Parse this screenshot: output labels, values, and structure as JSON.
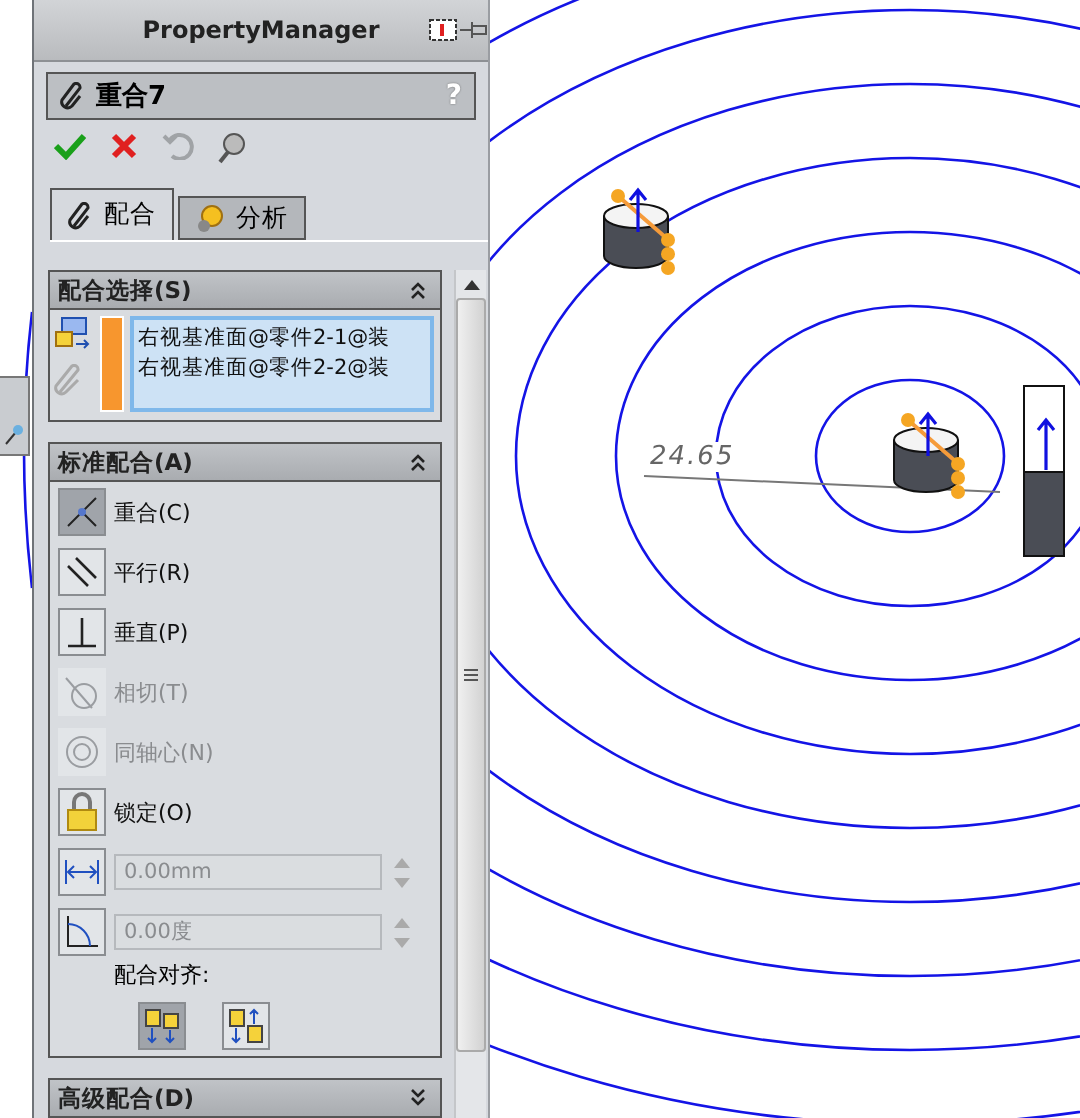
{
  "panel": {
    "title": "PropertyManager",
    "feature_name": "重合7",
    "help": "?"
  },
  "tabs": [
    {
      "label": "配合",
      "selected": true
    },
    {
      "label": "分析",
      "selected": false
    }
  ],
  "mate_selections": {
    "title": "配合选择(S)",
    "expanded": true,
    "items": [
      "右视基准面@零件2-1@装",
      "右视基准面@零件2-2@装"
    ]
  },
  "standard_mates": {
    "title": "标准配合(A)",
    "expanded": true,
    "items": [
      {
        "label": "重合(C)",
        "kind": "coincident",
        "selected": true,
        "disabled": false
      },
      {
        "label": "平行(R)",
        "kind": "parallel",
        "selected": false,
        "disabled": false
      },
      {
        "label": "垂直(P)",
        "kind": "perpendicular",
        "selected": false,
        "disabled": false
      },
      {
        "label": "相切(T)",
        "kind": "tangent",
        "selected": false,
        "disabled": true
      },
      {
        "label": "同轴心(N)",
        "kind": "concentric",
        "selected": false,
        "disabled": true
      },
      {
        "label": "锁定(O)",
        "kind": "lock",
        "selected": false,
        "disabled": false
      }
    ]
  },
  "distance": {
    "value": "0.00mm",
    "disabled": true
  },
  "angle": {
    "value": "0.00度",
    "disabled": true
  },
  "alignment": {
    "label": "配合对齐:",
    "options": [
      {
        "kind": "aligned",
        "selected": true
      },
      {
        "kind": "anti_aligned",
        "selected": false
      }
    ]
  },
  "advanced": {
    "title": "高级配合(D)",
    "expanded": false
  },
  "viewport": {
    "dimension": "24.65"
  }
}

What is asked >> Copy out every line of the data that includes "kind".

Complete response >>
        "kind": "coincident",
        "kind": "parallel",
        "kind": "perpendicular",
        "kind": "tangent",
        "kind": "concentric",
        "kind": "lock",
        "kind": "aligned",
        "kind": "anti_aligned",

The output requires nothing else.